**EXERCISE DETAILS**. From the entries that follow, list every line in which the string "技术领域" appears.

**RECORDED INFORMATION**.
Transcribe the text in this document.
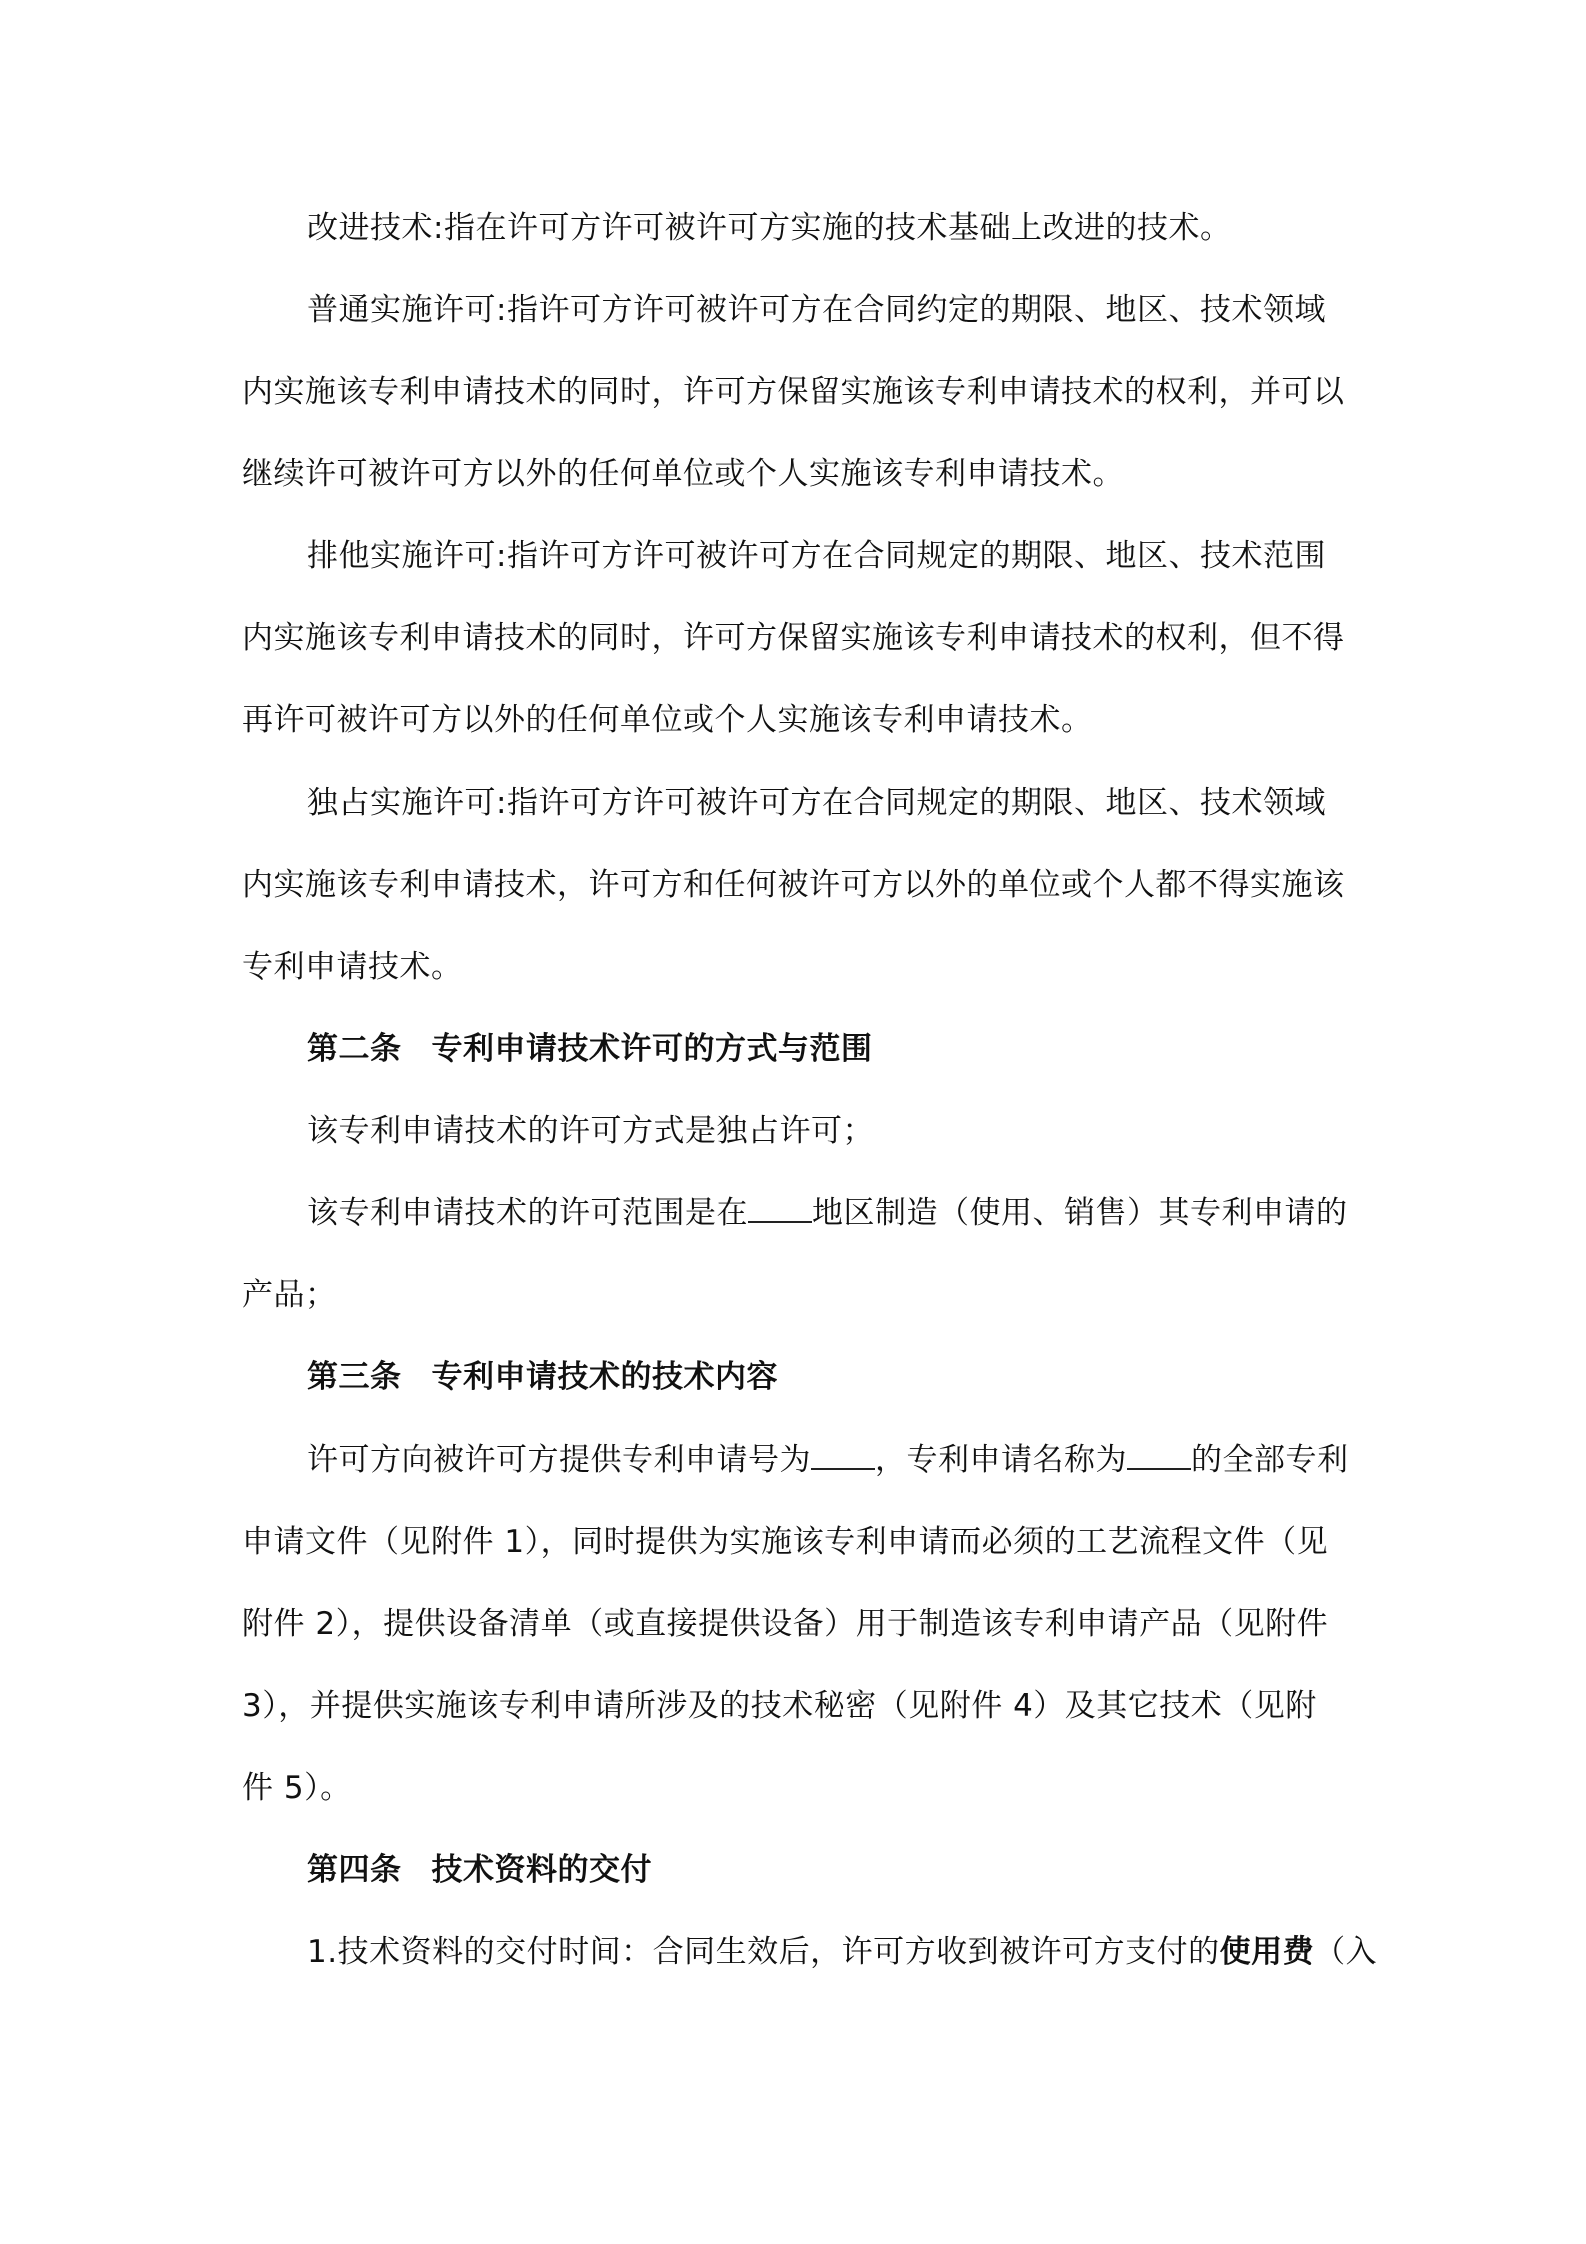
改进技术:指在许可方许可被许可方实施的技术基础上改进的技术。
普通实施许可:指许可方许可被许可方在合同约定的期限、地区、技术领域
内实施该专利申请技术的同时，许可方保留实施该专利申请技术的权利，并可以
继续许可被许可方以外的任何单位或个人实施该专利申请技术。
排他实施许可:指许可方许可被许可方在合同规定的期限、地区、技术范围
内实施该专利申请技术的同时，许可方保留实施该专利申请技术的权利，但不得
再许可被许可方以外的任何单位或个人实施该专利申请技术。
独占实施许可:指许可方许可被许可方在合同规定的期限、地区、技术领域
内实施该专利申请技术，许可方和任何被许可方以外的单位或个人都不得实施该
专利申请技术。
第二条 专利申请技术许可的方式与范围
该专利申请技术的许可方式是独占许可；
该专利申请技术的许可范围是在 地区制造（使用、销售）其专利申请的
产品；
第三条 专利申请技术的技术内容
许可方向被许可方提供专利申请号为 ，专利申请名称为 的全部专利
申请文件（见附件 1），同时提供为实施该专利申请而必须的工艺流程文件（见
附件 2），提供设备清单（或直接提供设备）用于制造该专利申请产品（见附件
3），并提供实施该专利申请所涉及的技术秘密（见附件 4）及其它技术（见附
件 5）。
第四条 技术资料的交付
1.技术资料的交付时间：合同生效后，许可方收到被许可方支付的使用费（入
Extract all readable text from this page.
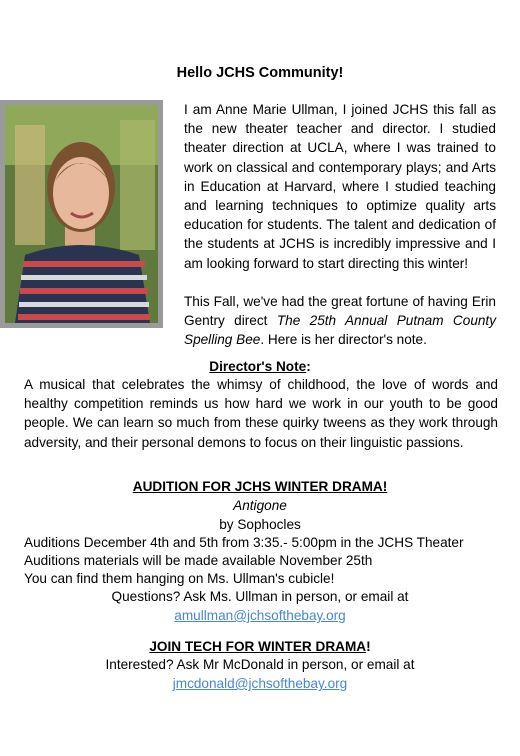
Hello JCHS Community!

I am Anne Marie Ullman, I joined JCHS this fall as the new theater teacher and director. I studied theater direction at UCLA, where I was trained to work on classical and contemporary plays; and Arts in Education at Harvard, where I studied teaching and learning techniques to optimize quality arts education for students. The talent and dedication of the students at JCHS is incredibly impressive and I am looking forward to start directing this winter!

This Fall, we've had the great fortune of having Erin Gentry direct The 25th Annual Putnam County Spelling Bee. Here is her director's note.

Director's Note:
A musical that celebrates the whimsy of childhood, the love of words and healthy competition reminds us how hard we work in our youth to be good people. We can learn so much from these quirky tweens as they work through adversity, and their personal demons to focus on their linguistic passions.
AUDITION FOR JCHS WINTER DRAMA!
Antigone
by Sophocles
Auditions December 4th and 5th from 3:35.- 5:00pm in the JCHS Theater
Auditions materials will be made available November 25th
You can find them hanging on Ms. Ullman's cubicle!
Questions? Ask Ms. Ullman in person, or email at
amullman@jchsofthebay.org
JOIN TECH FOR WINTER DRAMA!
Interested? Ask Mr McDonald in person, or email at
jmcdonald@jchsofthebay.org
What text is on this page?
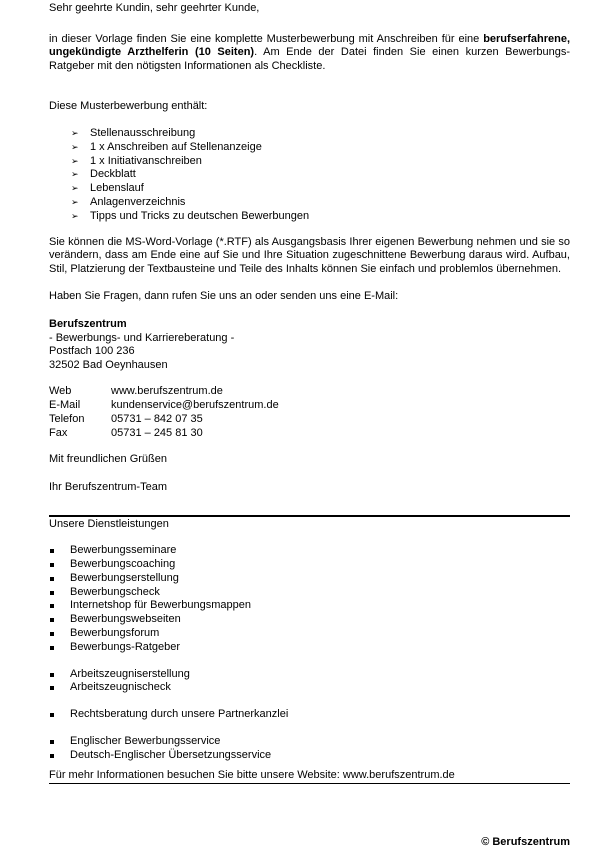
Sehr geehrte Kundin, sehr geehrter Kunde,

in dieser Vorlage finden Sie eine komplette Musterbewerbung mit Anschreiben für eine berufserfahrene, ungekündigte Arzthelferin (10 Seiten). Am Ende der Datei finden Sie einen kurzen Bewerbungs-Ratgeber mit den nötigsten Informationen als Checkliste.

Diese Musterbewerbung enthält:

➢ Stellenausschreibung
➢ 1 x Anschreiben auf Stellenanzeige
➢ 1 x Initiativanschreiben
➢ Deckblatt
➢ Lebenslauf
➢ Anlagenverzeichnis
➢ Tipps und Tricks zu deutschen Bewerbungen

Sie können die MS-Word-Vorlage (*.RTF) als Ausgangsbasis Ihrer eigenen Bewerbung nehmen und sie so verändern, dass am Ende eine auf Sie und Ihre Situation zugeschnittene Bewerbung daraus wird. Aufbau, Stil, Platzierung der Textbausteine und Teile des Inhalts können Sie einfach und problemlos übernehmen.

Haben Sie Fragen, dann rufen Sie uns an oder senden uns eine E-Mail:

Berufszentrum

- Bewerbungs- und Karriereberatung -

Postfach 100 236

32502 Bad Oeynhausen

Web	www.berufszentrum.de
E-Mail	kundenservice@berufszentrum.de
Telefon	05731 – 842 07 35
Fax	05731 – 245 81 30

Mit freundlichen Grüßen

Ihr Berufszentrum-Team

Unsere Dienstleistungen

Bewerbungsseminare
Bewerbungscoaching
Bewerbungserstellung
Bewerbungscheck
Internetshop für Bewerbungsmappen
Bewerbungswebseiten
Bewerbungsforum
Bewerbungs-Ratgeber
Arbeitszeugniserstellung
Arbeitszeugnischeck
Rechtsberatung durch unsere Partnerkanzlei
Englischer Bewerbungsservice
Deutsch-Englischer Übersetzungsservice

Für mehr Informationen besuchen Sie bitte unsere Website: www.berufszentrum.de

© Berufszentrum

**RESPONSE TO THE EXERCISE**.
普通实施许可:指许可方许可被许可方在合同约定的期限、地区、技术领域
独占实施许可:指许可方许可被许可方在合同规定的期限、地区、技术领域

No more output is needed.